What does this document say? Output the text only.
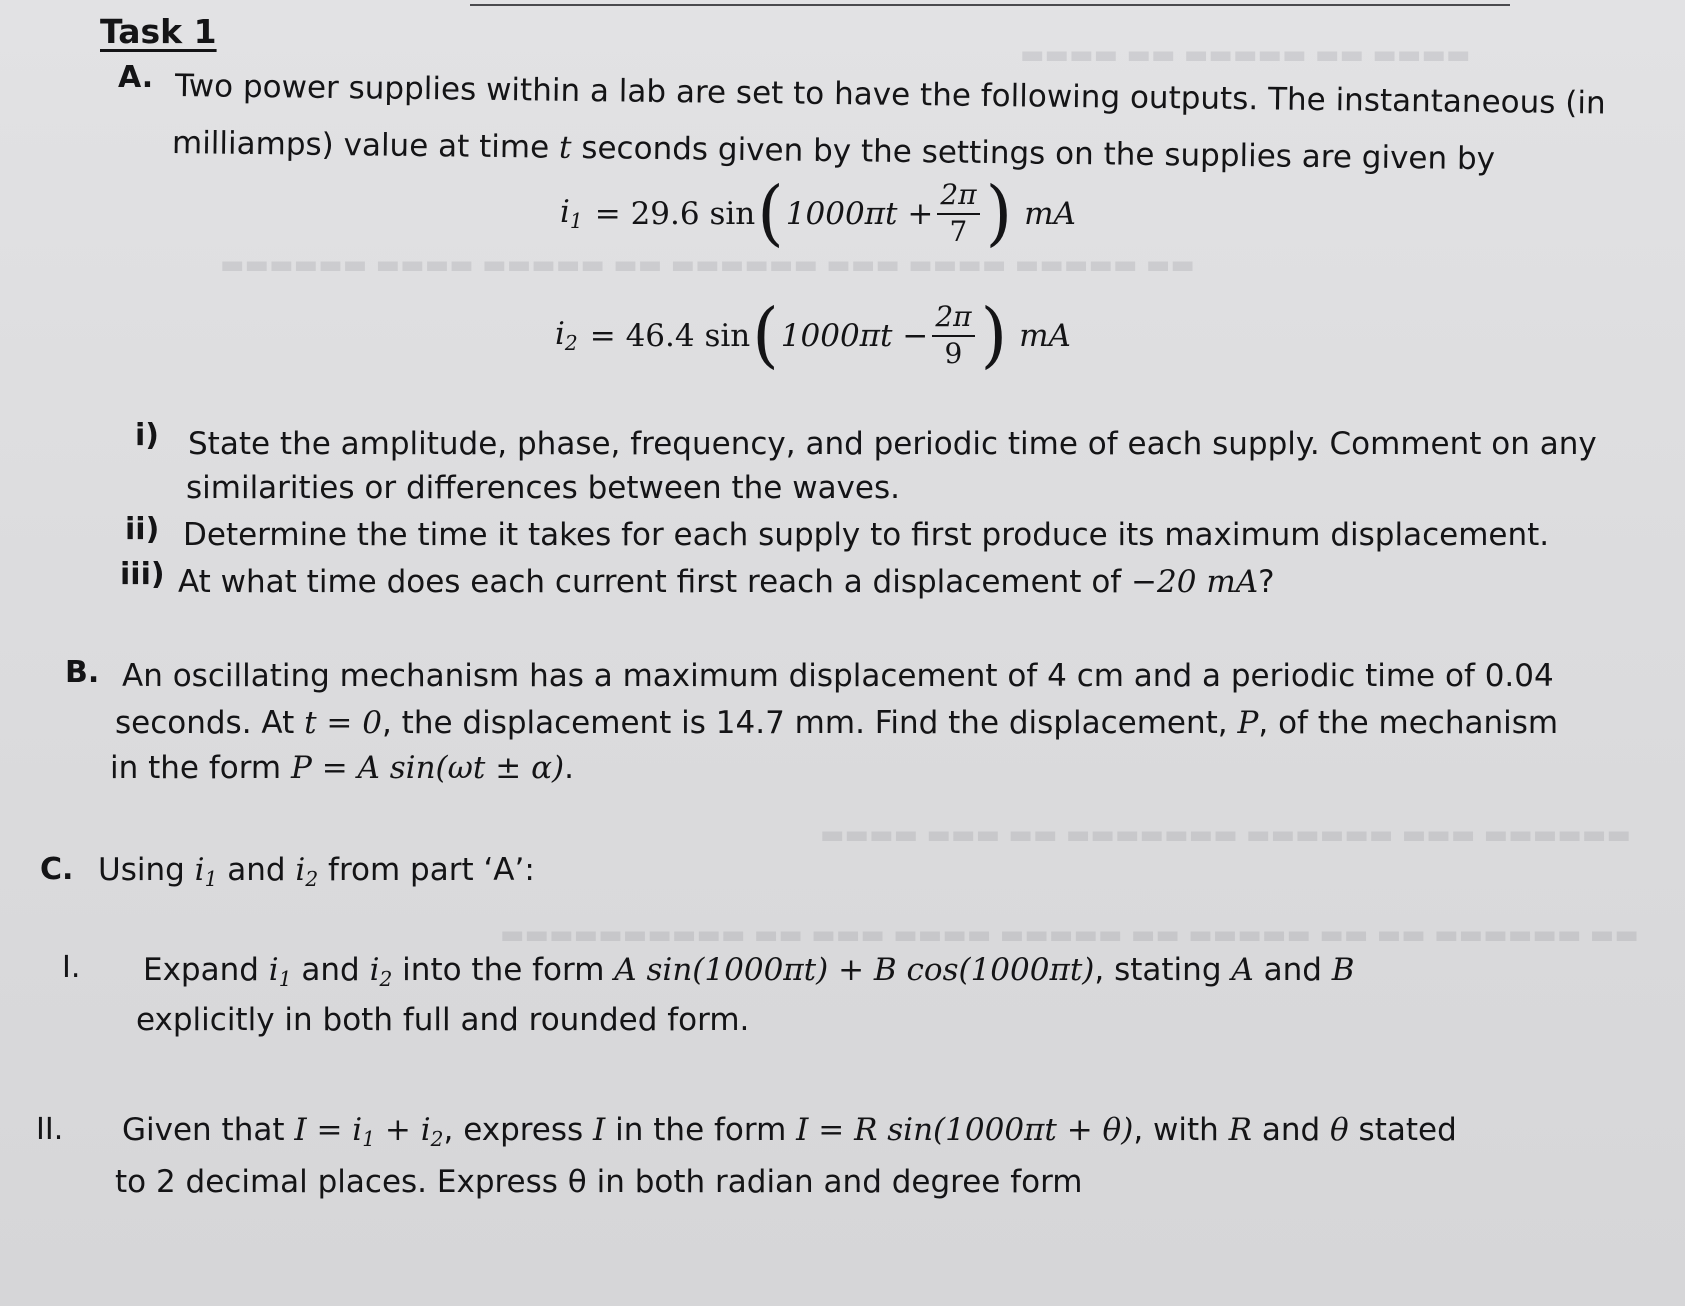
▬▬▬▬ ▬▬ ▬▬▬▬▬ ▬▬ ▬▬▬▬
▬▬ ▬▬▬▬▬ ▬▬▬▬ ▬▬▬ ▬▬▬▬▬▬ ▬▬ ▬▬▬▬▬ ▬▬▬▬ ▬▬▬▬▬▬
▬▬▬▬▬▬ ▬▬▬ ▬▬▬▬▬▬ ▬▬▬▬▬▬▬ ▬▬ ▬▬▬ ▬▬▬▬
▬▬ ▬▬▬▬▬▬ ▬▬ ▬▬ ▬▬▬▬▬ ▬▬ ▬▬▬▬▬ ▬▬▬▬ ▬▬▬ ▬▬ ▬▬▬▬▬▬▬▬▬▬
Task 1
A. Two power supplies within a lab are set to have the following outputs. The instantaneous (in
milliamps) value at time t seconds given by the settings on the supplies are given by
$i_1 = 29.6$ sin ( $1000\pi t + \frac{2\pi}{7}$ ) mA
$i_2 = 46.4$ sin ( $1000\pi t - \frac{2\pi}{9}$ ) mA
i) State the amplitude, phase, frequency, and periodic time of each supply. Comment on any
similarities or differences between the waves.
ii) Determine the time it takes for each supply to first produce its maximum displacement.
iii) At what time does each current first reach a displacement of −20 mA?
B. An oscillating mechanism has a maximum displacement of 4 cm and a periodic time of 0.04
seconds. At t = 0, the displacement is 14.7 mm. Find the displacement, P, of the mechanism
in the form P = A sin(ωt ± α).
C. Using $i_1$ and $i_2$ from part ‘A’:
I. Expand $i_1$ and $i_2$ into the form A sin(1000πt) + B cos(1000πt), stating A and B
explicitly in both full and rounded form.
II. Given that $I = i_1 + i_2$, express I in the form I = R sin(1000πt + θ), with R and θ stated
to 2 decimal places. Express θ in both radian and degree form
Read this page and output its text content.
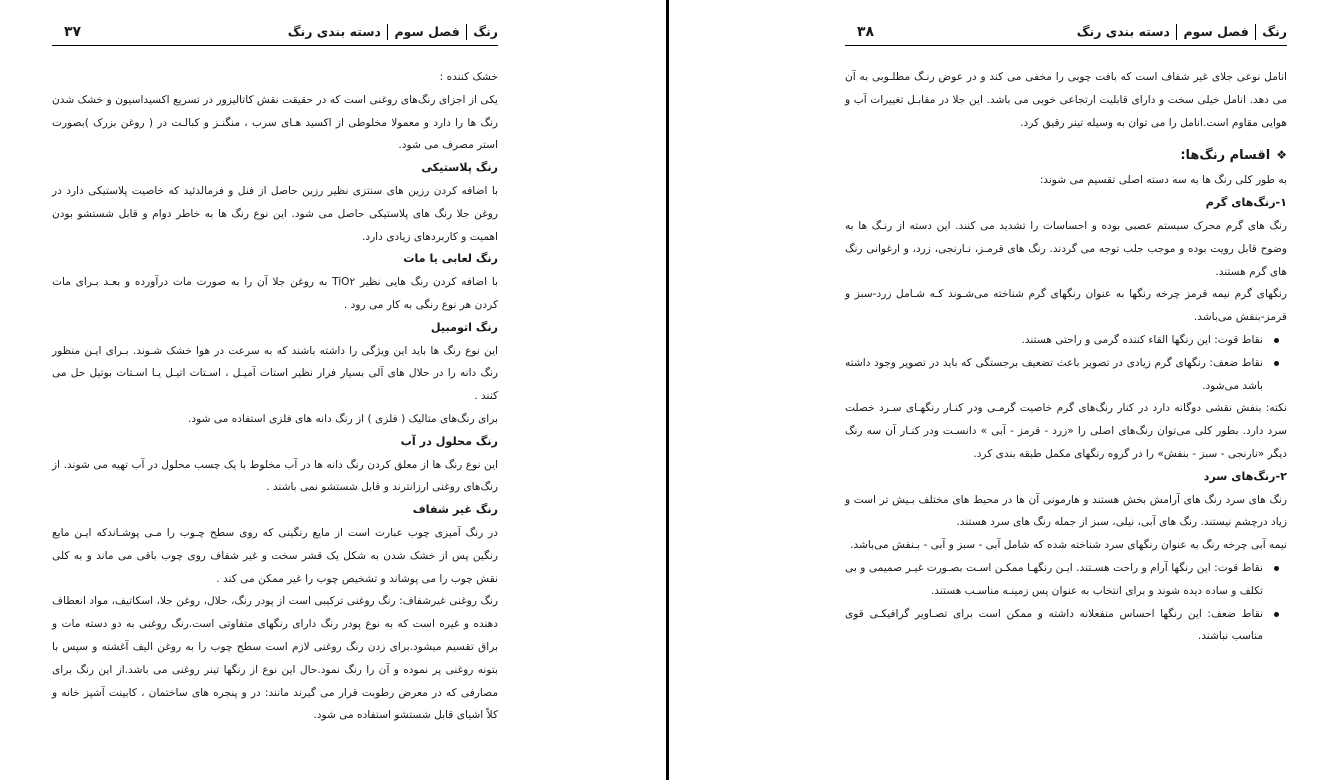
رنگفصل سومدسته بندی رنگ
۳۷

خشک کننده :

یکی از اجزای رنگ‌های روغنی است که در حقیقت نقش کاتالیزور در تسریع اکسیداسیون و خشک شدن رنگ ها را دارد و معمولا مخلوطی از اکسید هـای سرب ، منگنـز و کبالـت در ( روغن بزرک )بصورت استر مصرف می شود.

رنگ پلاستیکی

با اضافه کردن رزین های سنتزی نظیر رزین حاصل از فنل و فرمالدئید که خاصیت پلاستیکی دارد در روغن جلا رنگ های پلاستیکی حاصل می شود. این نوع رنگ ها به خاطر دوام و قابل شستشو بودن اهمیت و کاربردهای زیادی دارد.

رنگ لعابی یا مات

با اضافه کردن رنگ هایی نظیر TiO۲ به روغن جلا آن را به صورت مات درآورده و بعـد بـرای مات کردن هر نوع رنگی به کار می رود .

رنگ اتومبیل

این نوع رنگ ها باید این ویژگی را داشته باشند که به سرعت در هوا خشک شـوند. بـرای ایـن منظور رنگ دانه را در حلال های آلی بسیار فرار نظیر استات آمیـل ، اسـتات اتیـل یـا اسـتات بوتیل حل می کنند .

برای رنگ‌های متالیک ( فلزی ) از رنگ دانه های فلزی استفاده می شود.

رنگ محلول در آب

این نوع رنگ ها از معلق کردن رنگ دانه ها در آب مخلوط با یک چسب محلول در آب تهیه می شوند. از رنگ‌های روغنی ارزانترند و قابل شستشو نمی باشند .

رنگ غیر شفاف

در رنگ آمیزی چوب عبارت است از مایع رنگینی که روی سطح چـوب را مـی پوشـاندکه ایـن مایع رنگین پس از خشک شدن به شکل یک قشر سخت و غیر شفاف روی چوب باقی می ماند و به کلی نقش چوب را می پوشاند و تشخیص چوب را غیر ممکن می کند .

رنگ روغنی غیرشفاف: رنگ روغنی ترکیبی است از پودر رنگ، حلال، روغن جلا، اسکاتیف، مواد انعطاف دهنده و غیره است که به نوع پودر رنگ دارای رنگهای متفاوتی است.رنگ روغنی به دو دسته مات و براق تقسیم میشود.برای زدن رنگ روغنی لازم است سطح چوب را به روغن الیف آغشته و سپس با بتونه روغنی پر نموده و آن را رنگ نمود.حال این نوع از رنگها تینر روغنی می باشد.از این رنگ برای مصارفی که در معرض رطوبت قرار می گیرند مانند: در و پنجره های ساختمان ، کابینت آشپز خانه و کلاً اشیای قابل شستشو استفاده می شود.

رنگفصل سومدسته بندی رنگ
۳۸

انامل نوعی جلای غیر شفاف است که بافت چوبی را مخفی می کند و در عوض رنـگ مطلـوبی به آن می دهد. انامل خیلی سخت و دارای قابلیت ارتجاعی خوبی می باشد. این جلا در مقابـل تغییرات آب و هوایی مقاوم است.انامل را می توان به وسیله تینر رقیق کرد.

❖اقسام رنگ‌ها:

به طور کلی رنگ ها به سه دسته اصلی تقسیم می شوند:

۱-رنگ‌های گرم

رنگ های گرم محرک سیستم عصبی بوده و احساسات را تشدید می کنند. این دسته از رنـگ ها به وضوح قابل رویت بوده و موجب جلب توجه می گردند. رنگ های قرمـز، نـارنجی، زرد، و ارغوانی رنگ های گرم هستند.

رنگهای گرم نیمه قرمز چرخه رنگها به عنوان رنگهای گرم شناخته می‌شـوند کـه شـامل زرد-سبز و قرمز-بنفش می‌باشد.

نقاط قوت: این رنگها القاء کننده گرمی و راحتی هستند.
نقاط ضعف: رنگهای گرم زیادی در تصویر باعث تضعیف برجستگی که باید در تصویر وجود داشته باشد می‌شود.

نکته: بنفش نقشی دوگانه دارد در کنار رنگ‌های گرم خاصیت گرمـی ودر کنـار رنگهـای سـرد خصلت سرد دارد. بطور کلی می‌توان رنگ‌های اصلی را «زرد - قرمز - آبی » دانسـت ودر کنـار آن سه رنگ دیگر «نارنجی - سبز - بنفش» را در گروه رنگهای مکمل طبقه بندی کرد.

۲-رنگ‌های سرد

رنگ های سرد رنگ های آرامش بخش هستند و هارمونی آن ها در محیط های مختلف بـیش تر است و زیاد درچشم نیستند. رنگ های آبی، نیلی، سبز از جمله رنگ های سرد هستند.

نیمه آبی چرخه رنگ به عنوان رنگهای سرد شناخته شده که شامل آبی - سبز و آبی - بـنفش می‌باشد.

نقاط قوت: این رنگها آرام و راحت هسـتند. ایـن رنگهـا ممکـن اسـت بصـورت غیـر صمیمی و بی تکلف و ساده دیده شوند و برای انتخاب به عنوان پس زمینـه مناسـب هستند.
نقاط ضعف: این رنگها احساس منفعلانه داشته و ممکن است برای تصـاویر گرافیکـی قوی مناسب نباشند.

**WHAT THE TASK REQUIRES**
Copy out each line in the preceding records that contains "نقاط".

**RESPONSE TO THE EXERCISE**
نقاط قوت: این رنگها القاء کننده گرمی و راحتی هستند.
نقاط ضعف: رنگهای گرم زیادی در تصویر باعث تضعیف برجستگی که باید در تصویر وجود داشته باشد می‌شود.
نقاط قوت: این رنگها آرام و راحت هسـتند. ایـن رنگهـا ممکـن اسـت بصـورت غیـر صمیمی و بی تکلف و ساده دیده شوند و برای انتخاب به عنوان پس زمینـه مناسـب هستند.
نقاط ضعف: این رنگها احساس منفعلانه داشته و ممکن است برای تصـاویر گرافیکـی قوی مناسب نباشند.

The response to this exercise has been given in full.